[Element and box listings]

————————

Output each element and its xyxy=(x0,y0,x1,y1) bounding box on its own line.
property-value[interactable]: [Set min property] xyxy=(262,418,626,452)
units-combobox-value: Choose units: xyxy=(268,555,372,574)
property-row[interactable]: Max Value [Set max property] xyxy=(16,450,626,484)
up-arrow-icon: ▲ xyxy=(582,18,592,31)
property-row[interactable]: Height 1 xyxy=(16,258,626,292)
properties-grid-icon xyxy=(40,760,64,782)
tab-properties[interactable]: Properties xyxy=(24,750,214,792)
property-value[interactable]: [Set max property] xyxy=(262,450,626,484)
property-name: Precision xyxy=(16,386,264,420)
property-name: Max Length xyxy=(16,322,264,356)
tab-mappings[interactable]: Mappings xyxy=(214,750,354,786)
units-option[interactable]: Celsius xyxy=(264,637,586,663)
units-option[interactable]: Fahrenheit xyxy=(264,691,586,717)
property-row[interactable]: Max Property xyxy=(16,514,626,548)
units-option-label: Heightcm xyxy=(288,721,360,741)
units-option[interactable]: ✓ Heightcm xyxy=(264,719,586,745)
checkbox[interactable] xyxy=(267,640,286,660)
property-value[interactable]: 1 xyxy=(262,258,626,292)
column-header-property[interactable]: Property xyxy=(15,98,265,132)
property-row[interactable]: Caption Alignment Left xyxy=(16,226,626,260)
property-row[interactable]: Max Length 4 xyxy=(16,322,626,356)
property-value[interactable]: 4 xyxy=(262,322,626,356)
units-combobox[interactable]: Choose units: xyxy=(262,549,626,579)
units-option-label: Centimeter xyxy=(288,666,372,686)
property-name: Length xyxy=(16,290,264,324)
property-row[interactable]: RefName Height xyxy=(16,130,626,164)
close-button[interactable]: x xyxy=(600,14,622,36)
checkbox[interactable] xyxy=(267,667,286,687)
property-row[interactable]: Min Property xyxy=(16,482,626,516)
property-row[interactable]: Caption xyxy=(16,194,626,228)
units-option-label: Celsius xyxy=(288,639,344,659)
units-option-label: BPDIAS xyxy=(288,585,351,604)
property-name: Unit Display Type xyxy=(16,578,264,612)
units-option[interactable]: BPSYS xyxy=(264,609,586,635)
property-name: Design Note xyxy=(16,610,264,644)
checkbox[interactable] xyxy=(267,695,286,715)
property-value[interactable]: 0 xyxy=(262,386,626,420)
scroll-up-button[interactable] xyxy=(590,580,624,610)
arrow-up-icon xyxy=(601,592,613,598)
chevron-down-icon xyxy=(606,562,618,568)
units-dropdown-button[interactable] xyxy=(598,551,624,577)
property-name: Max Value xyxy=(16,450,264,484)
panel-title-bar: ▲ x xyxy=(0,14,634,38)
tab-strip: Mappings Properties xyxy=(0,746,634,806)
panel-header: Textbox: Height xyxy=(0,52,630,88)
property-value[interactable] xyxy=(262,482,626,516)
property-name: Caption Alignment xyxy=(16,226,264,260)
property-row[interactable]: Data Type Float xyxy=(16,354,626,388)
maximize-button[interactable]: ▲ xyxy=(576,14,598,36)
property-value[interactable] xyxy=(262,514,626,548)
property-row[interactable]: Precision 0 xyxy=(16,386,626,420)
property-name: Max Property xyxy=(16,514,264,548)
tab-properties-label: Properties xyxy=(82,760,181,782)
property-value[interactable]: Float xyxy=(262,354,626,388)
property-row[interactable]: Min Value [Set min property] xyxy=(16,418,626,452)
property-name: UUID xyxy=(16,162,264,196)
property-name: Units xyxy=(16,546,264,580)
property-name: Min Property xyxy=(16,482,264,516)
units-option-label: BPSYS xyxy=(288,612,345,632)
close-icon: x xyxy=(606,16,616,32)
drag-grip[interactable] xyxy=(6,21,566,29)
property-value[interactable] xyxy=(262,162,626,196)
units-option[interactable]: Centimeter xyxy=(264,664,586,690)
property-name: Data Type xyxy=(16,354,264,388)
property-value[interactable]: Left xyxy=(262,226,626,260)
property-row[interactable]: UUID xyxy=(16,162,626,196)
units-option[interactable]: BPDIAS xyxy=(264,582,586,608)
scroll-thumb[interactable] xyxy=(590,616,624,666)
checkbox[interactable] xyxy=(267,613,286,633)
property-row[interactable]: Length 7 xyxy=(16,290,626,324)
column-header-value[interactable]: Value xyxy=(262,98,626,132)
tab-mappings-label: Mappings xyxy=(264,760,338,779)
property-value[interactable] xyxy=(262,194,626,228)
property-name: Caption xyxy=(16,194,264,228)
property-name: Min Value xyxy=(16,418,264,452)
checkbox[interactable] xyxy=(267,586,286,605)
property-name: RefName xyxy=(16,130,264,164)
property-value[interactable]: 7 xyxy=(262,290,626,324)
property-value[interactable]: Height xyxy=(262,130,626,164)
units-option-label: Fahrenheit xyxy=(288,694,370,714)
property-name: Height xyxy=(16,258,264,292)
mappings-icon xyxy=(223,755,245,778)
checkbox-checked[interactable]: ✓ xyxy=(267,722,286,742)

————————

Written problem:
Please rewrite the data above, switching every "units-option-label" to "unit-choice-label" and leaving everything else unchanged.

The response:
Output each element and its xyxy=(x0,y0,x1,y1) bounding box on its own line.
property-value[interactable]: [Set min property] xyxy=(262,418,626,452)
units-combobox-value: Choose units: xyxy=(268,555,372,574)
property-row[interactable]: Max Value [Set max property] xyxy=(16,450,626,484)
up-arrow-icon: ▲ xyxy=(582,18,592,31)
property-row[interactable]: Height 1 xyxy=(16,258,626,292)
properties-grid-icon xyxy=(40,760,64,782)
tab-properties[interactable]: Properties xyxy=(24,750,214,792)
property-value[interactable]: [Set max property] xyxy=(262,450,626,484)
property-name: Precision xyxy=(16,386,264,420)
property-name: Max Length xyxy=(16,322,264,356)
tab-mappings[interactable]: Mappings xyxy=(214,750,354,786)
units-option[interactable]: Celsius xyxy=(264,637,586,663)
units-option[interactable]: Fahrenheit xyxy=(264,691,586,717)
property-row[interactable]: Max Property xyxy=(16,514,626,548)
unit-choice-label: Heightcm xyxy=(288,721,360,741)
units-option[interactable]: ✓ Heightcm xyxy=(264,719,586,745)
checkbox[interactable] xyxy=(267,640,286,660)
property-value[interactable]: 1 xyxy=(262,258,626,292)
column-header-property[interactable]: Property xyxy=(15,98,265,132)
property-row[interactable]: Caption Alignment Left xyxy=(16,226,626,260)
property-row[interactable]: Max Length 4 xyxy=(16,322,626,356)
property-value[interactable]: 4 xyxy=(262,322,626,356)
units-combobox[interactable]: Choose units: xyxy=(262,549,626,579)
unit-choice-label: Centimeter xyxy=(288,666,372,686)
property-name: Length xyxy=(16,290,264,324)
property-row[interactable]: RefName Height xyxy=(16,130,626,164)
close-button[interactable]: x xyxy=(600,14,622,36)
checkbox[interactable] xyxy=(267,667,286,687)
property-row[interactable]: Min Property xyxy=(16,482,626,516)
property-row[interactable]: Caption xyxy=(16,194,626,228)
unit-choice-label: Celsius xyxy=(288,639,344,659)
unit-choice-label: BPDIAS xyxy=(288,585,351,604)
property-name: Unit Display Type xyxy=(16,578,264,612)
units-option[interactable]: BPSYS xyxy=(264,609,586,635)
property-name: Design Note xyxy=(16,610,264,644)
checkbox[interactable] xyxy=(267,695,286,715)
property-value[interactable]: 0 xyxy=(262,386,626,420)
scroll-up-button[interactable] xyxy=(590,580,624,610)
arrow-up-icon xyxy=(601,592,613,598)
chevron-down-icon xyxy=(606,562,618,568)
units-dropdown-button[interactable] xyxy=(598,551,624,577)
property-name: Max Value xyxy=(16,450,264,484)
panel-title-bar: ▲ x xyxy=(0,14,634,38)
tab-strip: Mappings Properties xyxy=(0,746,634,806)
panel-header: Textbox: Height xyxy=(0,52,630,88)
property-value[interactable] xyxy=(262,482,626,516)
property-name: Caption Alignment xyxy=(16,226,264,260)
property-row[interactable]: Data Type Float xyxy=(16,354,626,388)
maximize-button[interactable]: ▲ xyxy=(576,14,598,36)
property-value[interactable] xyxy=(262,514,626,548)
property-row[interactable]: Precision 0 xyxy=(16,386,626,420)
property-name: Max Property xyxy=(16,514,264,548)
tab-properties-label: Properties xyxy=(82,760,181,782)
property-value[interactable]: Float xyxy=(262,354,626,388)
property-row[interactable]: Min Value [Set min property] xyxy=(16,418,626,452)
property-name: UUID xyxy=(16,162,264,196)
property-name: Units xyxy=(16,546,264,580)
property-name: Min Property xyxy=(16,482,264,516)
unit-choice-label: BPSYS xyxy=(288,612,345,632)
close-icon: x xyxy=(606,16,616,32)
drag-grip[interactable] xyxy=(6,21,566,29)
property-value[interactable] xyxy=(262,162,626,196)
units-option[interactable]: Centimeter xyxy=(264,664,586,690)
property-name: Data Type xyxy=(16,354,264,388)
property-value[interactable]: Left xyxy=(262,226,626,260)
property-row[interactable]: UUID xyxy=(16,162,626,196)
units-option[interactable]: BPDIAS xyxy=(264,582,586,608)
scroll-thumb[interactable] xyxy=(590,616,624,666)
checkbox[interactable] xyxy=(267,613,286,633)
property-row[interactable]: Length 7 xyxy=(16,290,626,324)
column-header-value[interactable]: Value xyxy=(262,98,626,132)
tab-mappings-label: Mappings xyxy=(264,760,338,779)
property-value[interactable] xyxy=(262,194,626,228)
property-name: Caption xyxy=(16,194,264,228)
property-name: Min Value xyxy=(16,418,264,452)
checkbox[interactable] xyxy=(267,586,286,605)
property-name: RefName xyxy=(16,130,264,164)
property-value[interactable]: 7 xyxy=(262,290,626,324)
property-value[interactable]: Height xyxy=(262,130,626,164)
unit-choice-label: Fahrenheit xyxy=(288,694,370,714)
property-name: Height xyxy=(16,258,264,292)
mappings-icon xyxy=(223,755,245,778)
checkbox-checked[interactable]: ✓ xyxy=(267,722,286,742)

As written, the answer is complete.